Exercise aim
Give again only what runs from the line with "Output the text content of this document." to the final line of the entries below, exactly as written and without pictures.

[Collected data entries]
** start **

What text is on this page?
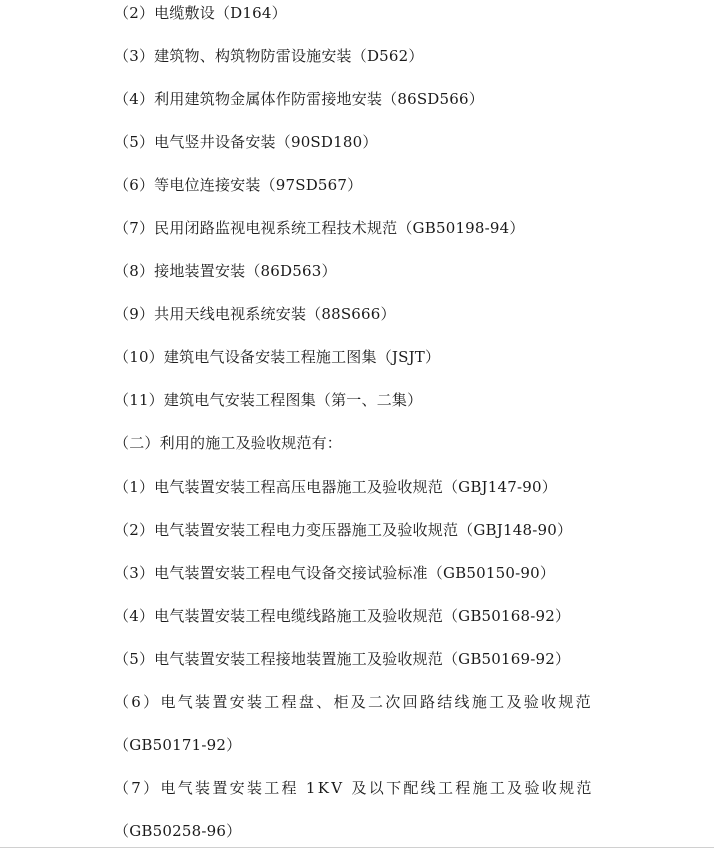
（2）电缆敷设（D164）
（3）建筑物、构筑物防雷设施安装（D562）
（4）利用建筑物金属体作防雷接地安装（86SD566）
（5）电气竖井设备安装（90SD180）
（6）等电位连接安装（97SD567）
（7）民用闭路监视电视系统工程技术规范（GB50198-94）
（8）接地装置安装（86D563）
（9）共用天线电视系统安装（88S666）
（10）建筑电气设备安装工程施工图集（JSJT）
（11）建筑电气安装工程图集（第一、二集）
（二）利用的施工及验收规范有：
（1）电气装置安装工程高压电器施工及验收规范（GBJ147-90）
（2）电气装置安装工程电力变压器施工及验收规范（GBJ148-90）
（3）电气装置安装工程电气设备交接试验标准（GB50150-90）
（4）电气装置安装工程电缆线路施工及验收规范（GB50168-92）
（5）电气装置安装工程接地装置施工及验收规范（GB50169-92）
（6）电气装置安装工程盘、柜及二次回路结线施工及验收规范
（GB50171-92）
（7）电气装置安装工程 1KV 及以下配线工程施工及验收规范
（GB50258-96）
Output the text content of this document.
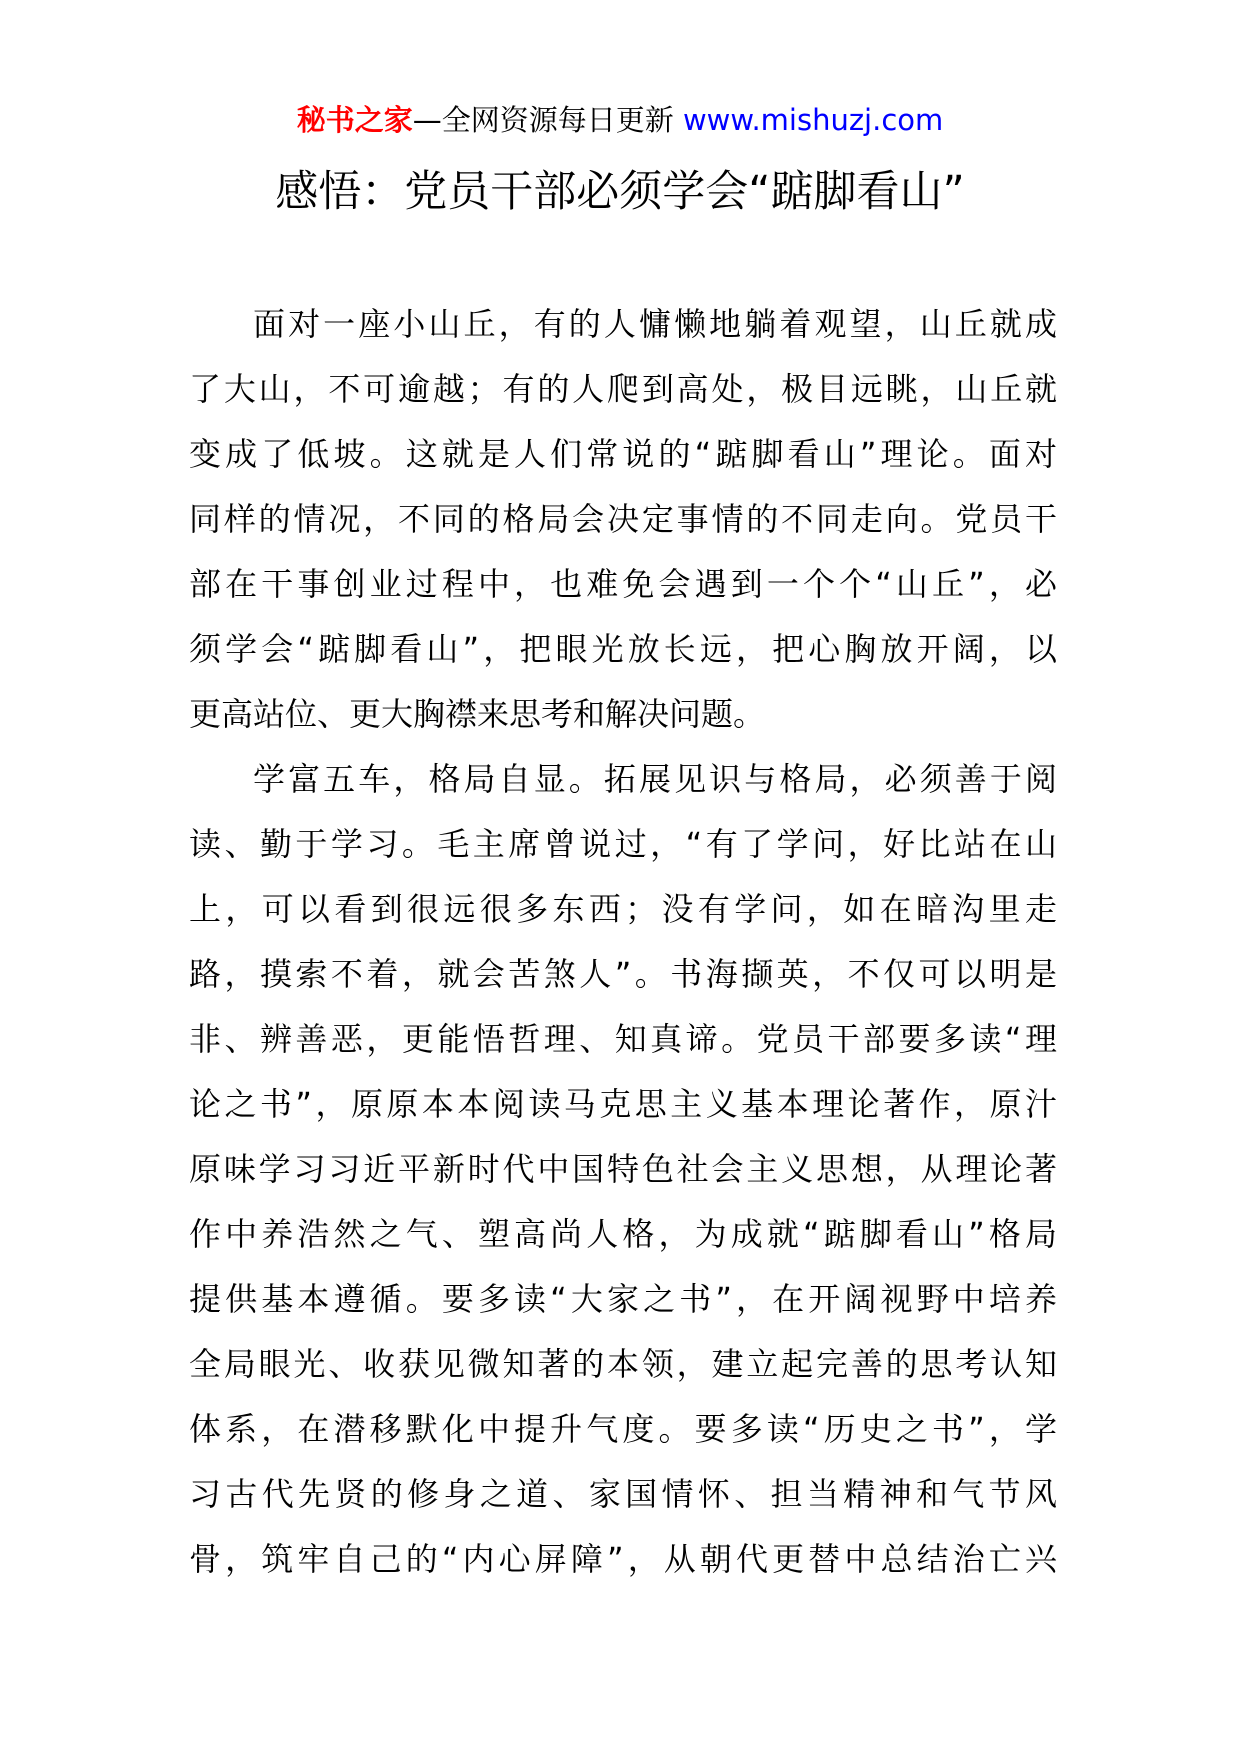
秘书之家—全网资源每日更新 www.mishuzj.com
感悟：党员干部必须学会“踮脚看山”
面对一座小山丘，有的人慵懒地躺着观望，山丘就成
了大山，不可逾越；有的人爬到高处，极目远眺，山丘就
变成了低坡。这就是人们常说的“踮脚看山”理论。面对
同样的情况，不同的格局会决定事情的不同走向。党员干
部在干事创业过程中，也难免会遇到一个个“山丘”，必
须学会“踮脚看山”，把眼光放长远，把心胸放开阔，以
更高站位、更大胸襟来思考和解决问题。
学富五车，格局自显。拓展见识与格局，必须善于阅
读、勤于学习。毛主席曾说过，“有了学问，好比站在山
上，可以看到很远很多东西；没有学问，如在暗沟里走
路，摸索不着，就会苦煞人”。书海撷英，不仅可以明是
非、辨善恶，更能悟哲理、知真谛。党员干部要多读“理
论之书”，原原本本阅读马克思主义基本理论著作，原汁
原味学习习近平新时代中国特色社会主义思想，从理论著
作中养浩然之气、塑高尚人格，为成就“踮脚看山”格局
提供基本遵循。要多读“大家之书”，在开阔视野中培养
全局眼光、收获见微知著的本领，建立起完善的思考认知
体系，在潜移默化中提升气度。要多读“历史之书”，学
习古代先贤的修身之道、家国情怀、担当精神和气节风
骨，筑牢自己的“内心屏障”，从朝代更替中总结治亡兴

** end **

Full output
Output the text content of this document.
秘书之家—全网资源每日更新 www.mishuzj.com
感悟：党员干部必须学会“踮脚看山”
面对一座小山丘，有的人慵懒地躺着观望，山丘就成
了大山，不可逾越；有的人爬到高处，极目远眺，山丘就
变成了低坡。这就是人们常说的“踮脚看山”理论。面对
同样的情况，不同的格局会决定事情的不同走向。党员干
部在干事创业过程中，也难免会遇到一个个“山丘”，必
须学会“踮脚看山”，把眼光放长远，把心胸放开阔，以
更高站位、更大胸襟来思考和解决问题。
学富五车，格局自显。拓展见识与格局，必须善于阅
读、勤于学习。毛主席曾说过，“有了学问，好比站在山
上，可以看到很远很多东西；没有学问，如在暗沟里走
路，摸索不着，就会苦煞人”。书海撷英，不仅可以明是
非、辨善恶，更能悟哲理、知真谛。党员干部要多读“理
论之书”，原原本本阅读马克思主义基本理论著作，原汁
原味学习习近平新时代中国特色社会主义思想，从理论著
作中养浩然之气、塑高尚人格，为成就“踮脚看山”格局
提供基本遵循。要多读“大家之书”，在开阔视野中培养
全局眼光、收获见微知著的本领，建立起完善的思考认知
体系，在潜移默化中提升气度。要多读“历史之书”，学
习古代先贤的修身之道、家国情怀、担当精神和气节风
骨，筑牢自己的“内心屏障”，从朝代更替中总结治亡兴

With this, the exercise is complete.